• What is asked
All lines below must be repeated exactly, with the pictures omitted.

Stored records
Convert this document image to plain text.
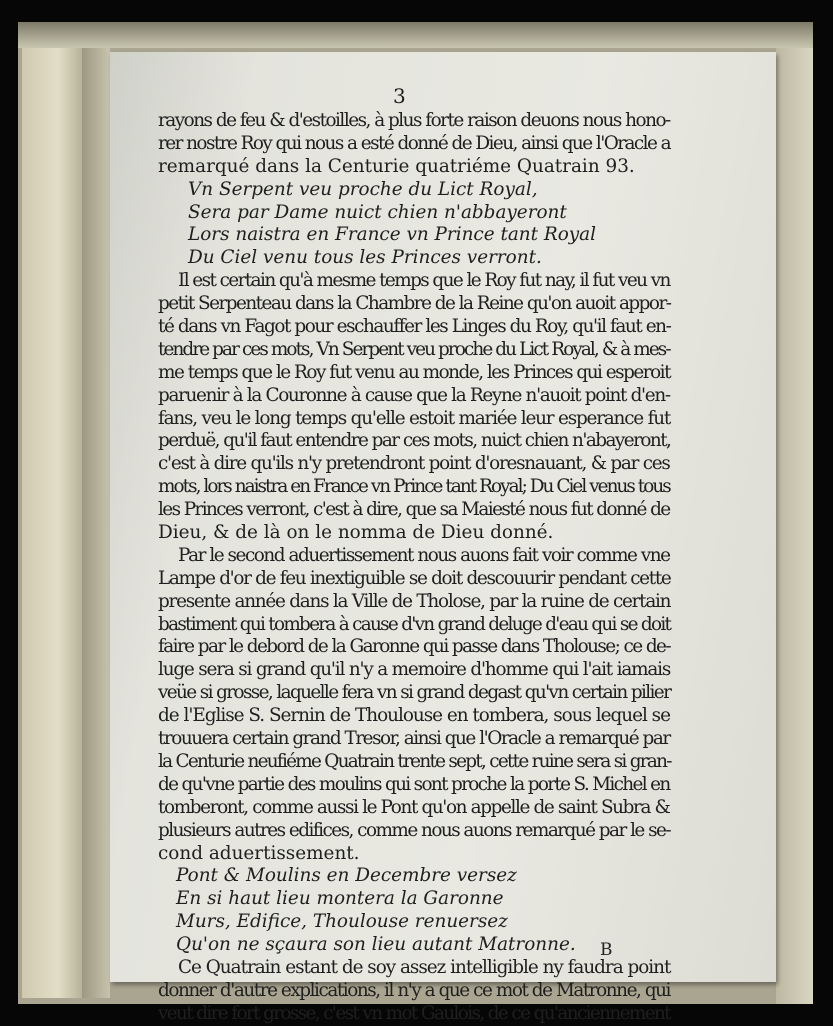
3
rayons de feu & d'estoilles, à plus forte raison deuons nous hono-
rer nostre Roy qui nous a esté donné de Dieu, ainsi que l'Oracle a
remarqué dans la Centurie quatriéme Quatrain 93.
Vn Serpent veu proche du Lict Royal,
Sera par Dame nuict chien n'abbayeront
Lors naistra en France vn Prince tant Royal
Du Ciel venu tous les Princes verront.
Il est certain qu'à mesme temps que le Roy fut nay, il fut veu vn
petit Serpenteau dans la Chambre de la Reine qu'on auoit appor-
té dans vn Fagot pour eschauffer les Linges du Roy, qu'il faut en-
tendre par ces mots, Vn Serpent veu proche du Lict Royal, & à mes-
me temps que le Roy fut venu au monde, les Princes qui esperoit
paruenir à la Couronne à cause que la Reyne n'auoit point d'en-
fans, veu le long temps qu'elle estoit mariée leur esperance fut
perduë, qu'il faut entendre par ces mots, nuict chien n'abayeront,
c'est à dire qu'ils n'y pretendront point d'oresnauant, & par ces
mots, lors naistra en France vn Prince tant Royal; Du Ciel venus tous
les Princes verront, c'est à dire, que sa Maiesté nous fut donné de
Dieu, & de là on le nomma de Dieu donné.
Par le second aduertissement nous auons fait voir comme vne
Lampe d'or de feu inextiguible se doit descouurir pendant cette
presente année dans la Ville de Tholose, par la ruine de certain
bastiment qui tombera à cause d'vn grand deluge d'eau qui se doit
faire par le debord de la Garonne qui passe dans Tholouse; ce de-
luge sera si grand qu'il n'y a memoire d'homme qui l'ait iamais
veüe si grosse, laquelle fera vn si grand degast qu'vn certain pilier
de l'Eglise S. Sernin de Thoulouse en tombera, sous lequel se
trouuera certain grand Tresor, ainsi que l'Oracle a remarqué par
la Centurie neufiéme Quatrain trente sept, cette ruine sera si gran-
de qu'vne partie des moulins qui sont proche la porte S. Michel en
tomberont, comme aussi le Pont qu'on appelle de saint Subra &
plusieurs autres edifices, comme nous auons remarqué par le se-
cond aduertissement.
Pont & Moulins en Decembre versez
En si haut lieu montera la Garonne
Murs, Edifice, Thoulouse renuersez
Qu'on ne sçaura son lieu autant Matronne.
Ce Quatrain estant de soy assez intelligible ny faudra point
donner d'autre explications, il n'y a que ce mot de Matronne, qui
veut dire fort grosse, c'est vn mot Gaulois, de ce qu'anciennement
B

• Solution for this problem
Convert this document image to plain text.
3
rayons de feu & d'estoilles, à plus forte raison deuons nous hono-
rer nostre Roy qui nous a esté donné de Dieu, ainsi que l'Oracle a
remarqué dans la Centurie quatriéme Quatrain 93.
Vn Serpent veu proche du Lict Royal,
Sera par Dame nuict chien n'abbayeront
Lors naistra en France vn Prince tant Royal
Du Ciel venu tous les Princes verront.
Il est certain qu'à mesme temps que le Roy fut nay, il fut veu vn
petit Serpenteau dans la Chambre de la Reine qu'on auoit appor-
té dans vn Fagot pour eschauffer les Linges du Roy, qu'il faut en-
tendre par ces mots, Vn Serpent veu proche du Lict Royal, & à mes-
me temps que le Roy fut venu au monde, les Princes qui esperoit
paruenir à la Couronne à cause que la Reyne n'auoit point d'en-
fans, veu le long temps qu'elle estoit mariée leur esperance fut
perduë, qu'il faut entendre par ces mots, nuict chien n'abayeront,
c'est à dire qu'ils n'y pretendront point d'oresnauant, & par ces
mots, lors naistra en France vn Prince tant Royal; Du Ciel venus tous
les Princes verront, c'est à dire, que sa Maiesté nous fut donné de
Dieu, & de là on le nomma de Dieu donné.
Par le second aduertissement nous auons fait voir comme vne
Lampe d'or de feu inextiguible se doit descouurir pendant cette
presente année dans la Ville de Tholose, par la ruine de certain
bastiment qui tombera à cause d'vn grand deluge d'eau qui se doit
faire par le debord de la Garonne qui passe dans Tholouse; ce de-
luge sera si grand qu'il n'y a memoire d'homme qui l'ait iamais
veüe si grosse, laquelle fera vn si grand degast qu'vn certain pilier
de l'Eglise S. Sernin de Thoulouse en tombera, sous lequel se
trouuera certain grand Tresor, ainsi que l'Oracle a remarqué par
la Centurie neufiéme Quatrain trente sept, cette ruine sera si gran-
de qu'vne partie des moulins qui sont proche la porte S. Michel en
tomberont, comme aussi le Pont qu'on appelle de saint Subra &
plusieurs autres edifices, comme nous auons remarqué par le se-
cond aduertissement.
Pont & Moulins en Decembre versez
En si haut lieu montera la Garonne
Murs, Edifice, Thoulouse renuersez
Qu'on ne sçaura son lieu autant Matronne.
Ce Quatrain estant de soy assez intelligible ny faudra point
donner d'autre explications, il n'y a que ce mot de Matronne, qui
veut dire fort grosse, c'est vn mot Gaulois, de ce qu'anciennement
B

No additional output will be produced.